Goal → Look through the entries and report how many lines include the word "faux". Give the number alone.

Input data →
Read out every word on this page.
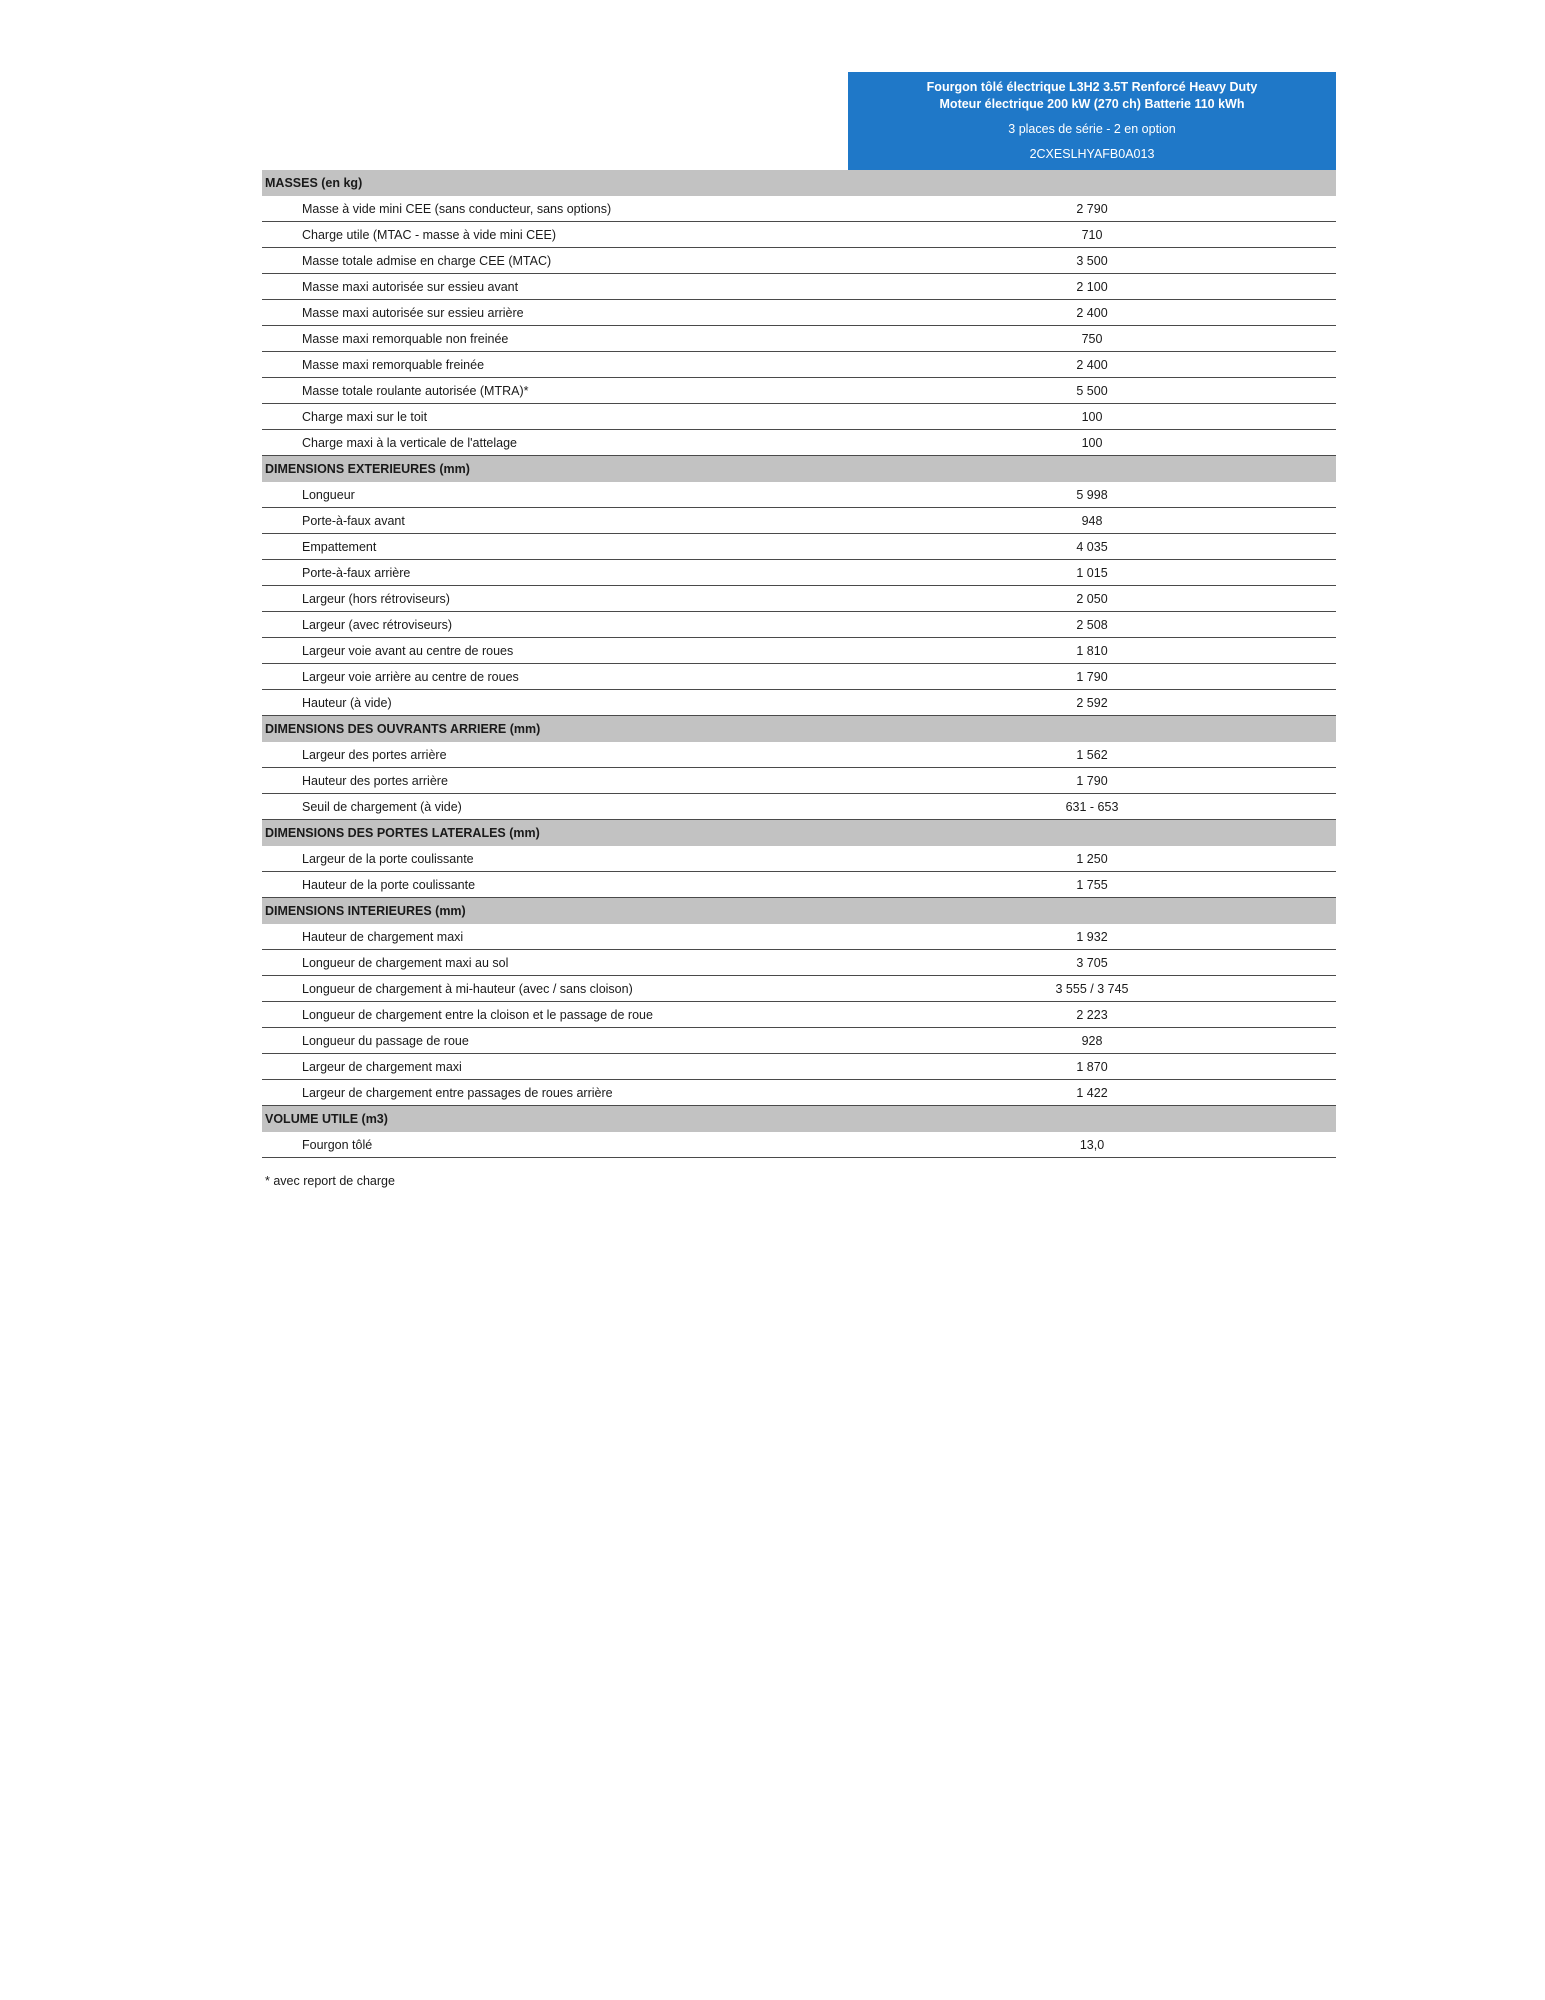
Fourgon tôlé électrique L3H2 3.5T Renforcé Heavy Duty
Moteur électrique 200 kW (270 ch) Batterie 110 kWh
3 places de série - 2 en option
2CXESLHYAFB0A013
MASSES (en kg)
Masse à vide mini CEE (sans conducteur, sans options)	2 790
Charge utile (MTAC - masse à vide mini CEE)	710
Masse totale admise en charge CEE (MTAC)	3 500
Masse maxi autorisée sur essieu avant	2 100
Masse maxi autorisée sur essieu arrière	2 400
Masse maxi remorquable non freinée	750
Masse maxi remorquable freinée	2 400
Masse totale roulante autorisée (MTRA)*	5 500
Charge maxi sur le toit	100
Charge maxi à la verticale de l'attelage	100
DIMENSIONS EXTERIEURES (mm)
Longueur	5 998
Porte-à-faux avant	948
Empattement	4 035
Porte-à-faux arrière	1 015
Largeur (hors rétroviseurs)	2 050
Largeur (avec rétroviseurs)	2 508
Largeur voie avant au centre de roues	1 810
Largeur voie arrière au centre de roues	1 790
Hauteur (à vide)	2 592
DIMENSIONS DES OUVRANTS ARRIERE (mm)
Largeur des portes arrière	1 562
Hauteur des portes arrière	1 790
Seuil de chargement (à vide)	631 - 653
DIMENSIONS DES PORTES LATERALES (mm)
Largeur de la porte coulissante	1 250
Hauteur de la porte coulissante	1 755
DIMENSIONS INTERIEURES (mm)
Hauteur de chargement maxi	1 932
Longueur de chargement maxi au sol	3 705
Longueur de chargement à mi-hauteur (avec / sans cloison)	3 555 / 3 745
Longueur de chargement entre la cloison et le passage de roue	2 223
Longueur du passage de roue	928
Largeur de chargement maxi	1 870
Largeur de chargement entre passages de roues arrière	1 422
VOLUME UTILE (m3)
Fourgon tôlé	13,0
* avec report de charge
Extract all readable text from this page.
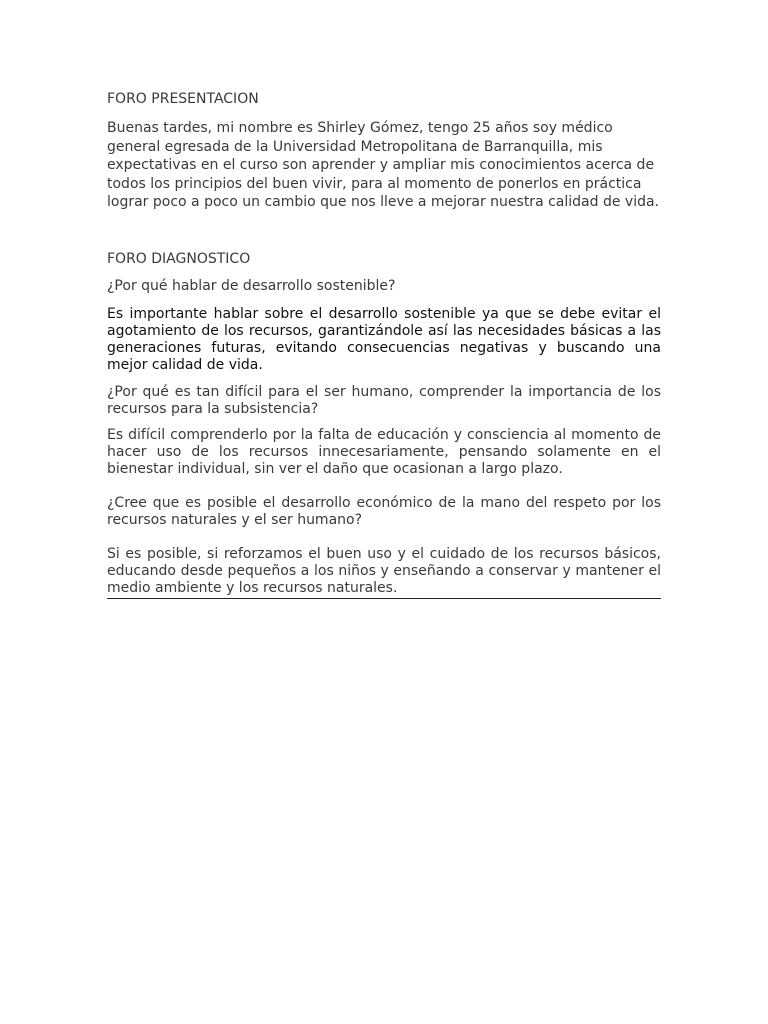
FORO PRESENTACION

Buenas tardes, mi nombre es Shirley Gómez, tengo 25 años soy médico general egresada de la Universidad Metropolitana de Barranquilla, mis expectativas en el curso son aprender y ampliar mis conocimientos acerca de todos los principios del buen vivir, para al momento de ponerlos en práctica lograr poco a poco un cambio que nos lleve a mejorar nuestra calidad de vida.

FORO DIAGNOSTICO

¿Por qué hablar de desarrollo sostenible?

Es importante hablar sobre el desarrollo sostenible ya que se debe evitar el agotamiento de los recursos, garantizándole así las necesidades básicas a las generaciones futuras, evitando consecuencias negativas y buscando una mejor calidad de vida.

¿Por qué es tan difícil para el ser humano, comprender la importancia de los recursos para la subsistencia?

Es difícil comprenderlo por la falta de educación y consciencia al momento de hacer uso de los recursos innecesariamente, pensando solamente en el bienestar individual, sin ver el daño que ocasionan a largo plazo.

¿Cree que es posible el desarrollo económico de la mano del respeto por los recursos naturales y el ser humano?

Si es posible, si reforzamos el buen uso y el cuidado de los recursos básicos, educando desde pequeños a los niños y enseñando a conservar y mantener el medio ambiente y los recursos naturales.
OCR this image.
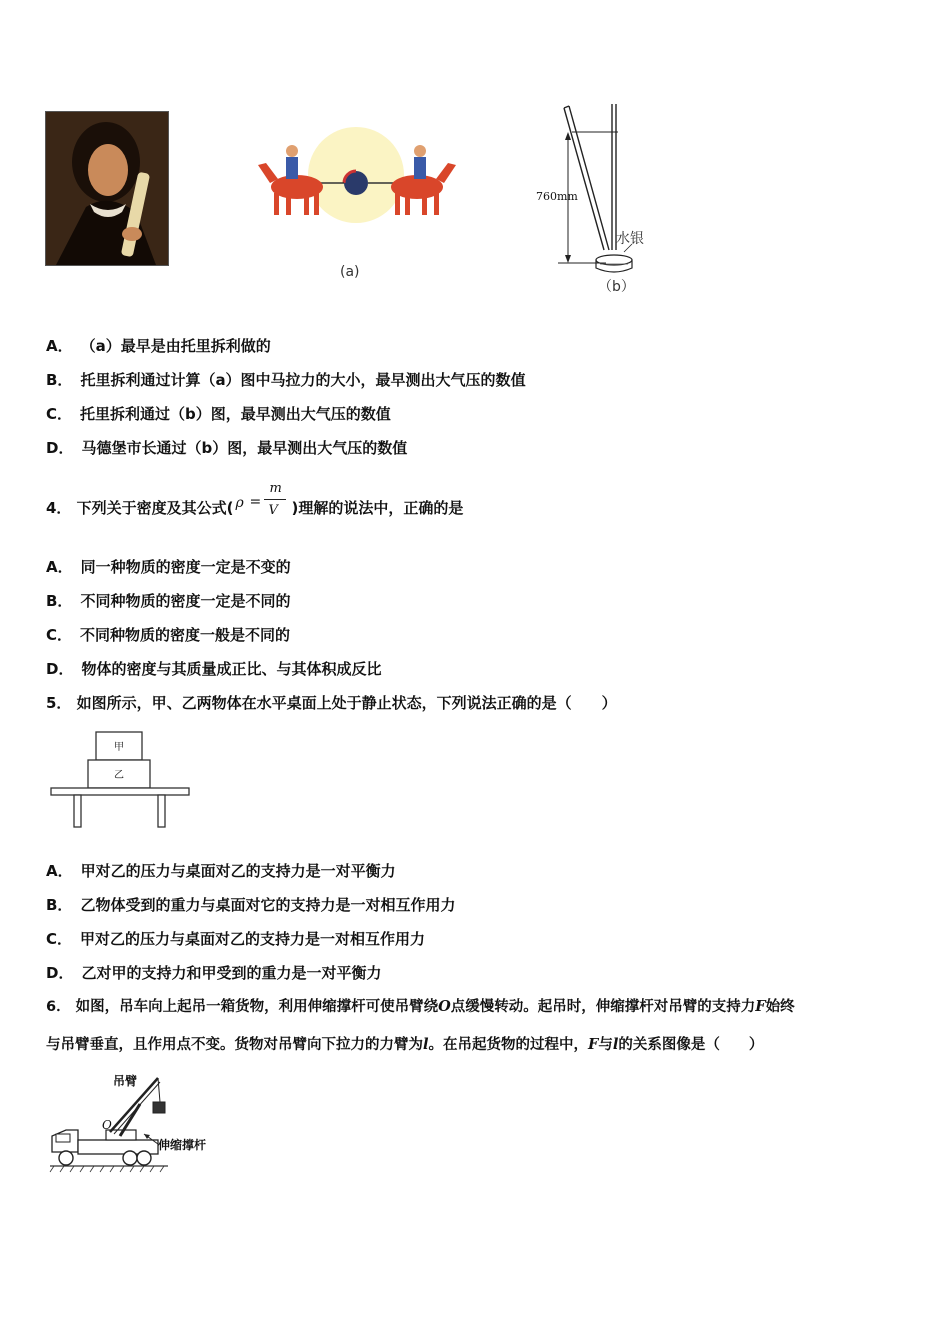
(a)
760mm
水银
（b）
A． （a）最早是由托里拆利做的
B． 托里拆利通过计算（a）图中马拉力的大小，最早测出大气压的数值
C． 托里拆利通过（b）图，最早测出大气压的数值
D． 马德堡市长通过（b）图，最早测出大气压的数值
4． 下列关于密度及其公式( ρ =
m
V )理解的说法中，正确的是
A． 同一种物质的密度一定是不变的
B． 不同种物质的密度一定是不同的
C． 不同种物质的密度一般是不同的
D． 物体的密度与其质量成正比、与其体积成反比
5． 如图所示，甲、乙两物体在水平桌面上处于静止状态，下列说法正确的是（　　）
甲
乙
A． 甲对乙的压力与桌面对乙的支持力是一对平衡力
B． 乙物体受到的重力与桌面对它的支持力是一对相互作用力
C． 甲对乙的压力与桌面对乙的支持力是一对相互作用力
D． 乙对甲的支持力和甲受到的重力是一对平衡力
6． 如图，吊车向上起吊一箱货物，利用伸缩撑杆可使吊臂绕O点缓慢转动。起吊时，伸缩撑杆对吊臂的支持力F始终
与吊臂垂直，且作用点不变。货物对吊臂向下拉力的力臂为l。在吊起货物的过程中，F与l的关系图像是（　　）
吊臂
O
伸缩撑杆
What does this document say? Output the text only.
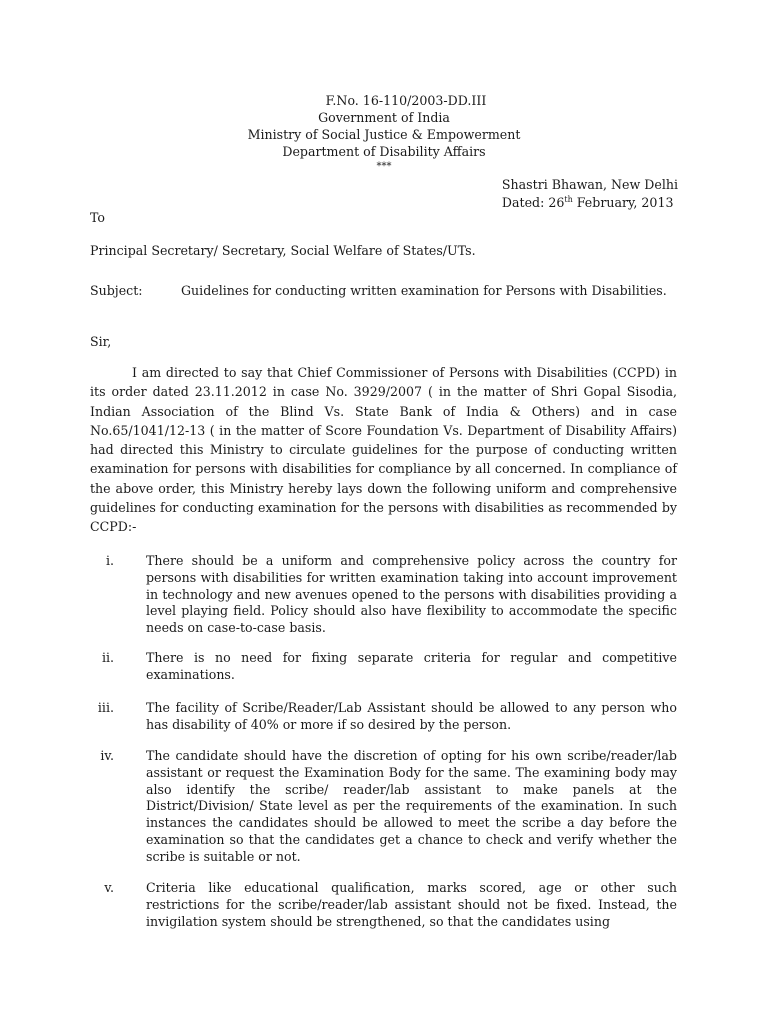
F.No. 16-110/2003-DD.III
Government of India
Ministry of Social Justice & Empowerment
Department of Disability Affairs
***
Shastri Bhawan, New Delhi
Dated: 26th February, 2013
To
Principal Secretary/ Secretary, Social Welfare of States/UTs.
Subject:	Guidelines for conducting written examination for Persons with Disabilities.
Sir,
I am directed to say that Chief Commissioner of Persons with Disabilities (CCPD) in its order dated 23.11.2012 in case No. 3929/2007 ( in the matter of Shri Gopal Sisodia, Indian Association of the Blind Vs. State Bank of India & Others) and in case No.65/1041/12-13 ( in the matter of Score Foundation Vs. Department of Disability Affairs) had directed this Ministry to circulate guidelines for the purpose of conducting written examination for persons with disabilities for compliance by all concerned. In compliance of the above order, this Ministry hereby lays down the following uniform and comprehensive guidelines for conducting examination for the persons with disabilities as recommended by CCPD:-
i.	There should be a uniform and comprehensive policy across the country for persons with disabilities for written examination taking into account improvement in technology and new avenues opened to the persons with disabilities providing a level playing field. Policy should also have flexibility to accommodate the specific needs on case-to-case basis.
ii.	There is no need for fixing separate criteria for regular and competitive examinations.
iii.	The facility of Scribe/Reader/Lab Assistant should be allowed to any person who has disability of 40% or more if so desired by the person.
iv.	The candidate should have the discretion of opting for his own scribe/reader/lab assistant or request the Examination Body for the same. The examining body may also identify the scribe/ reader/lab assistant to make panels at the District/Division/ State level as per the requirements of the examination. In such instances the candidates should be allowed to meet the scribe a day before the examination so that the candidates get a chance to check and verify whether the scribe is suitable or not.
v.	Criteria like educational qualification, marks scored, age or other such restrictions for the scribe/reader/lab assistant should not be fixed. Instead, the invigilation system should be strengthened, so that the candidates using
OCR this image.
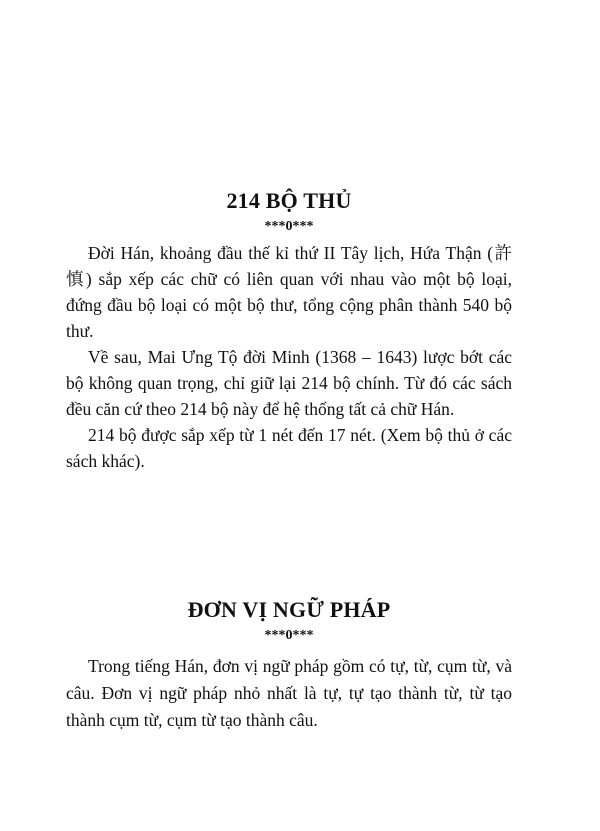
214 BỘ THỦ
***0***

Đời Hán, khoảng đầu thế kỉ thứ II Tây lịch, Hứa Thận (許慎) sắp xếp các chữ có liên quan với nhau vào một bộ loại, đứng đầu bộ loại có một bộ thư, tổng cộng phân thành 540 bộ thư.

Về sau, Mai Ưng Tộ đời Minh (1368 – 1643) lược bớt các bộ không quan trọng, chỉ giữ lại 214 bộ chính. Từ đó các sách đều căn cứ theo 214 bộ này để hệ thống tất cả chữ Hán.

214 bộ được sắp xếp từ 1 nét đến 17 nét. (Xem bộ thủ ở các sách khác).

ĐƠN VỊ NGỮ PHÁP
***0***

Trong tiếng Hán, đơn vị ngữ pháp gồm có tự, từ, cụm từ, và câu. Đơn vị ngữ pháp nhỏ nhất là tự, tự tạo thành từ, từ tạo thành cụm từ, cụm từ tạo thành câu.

Output for this exercise → 2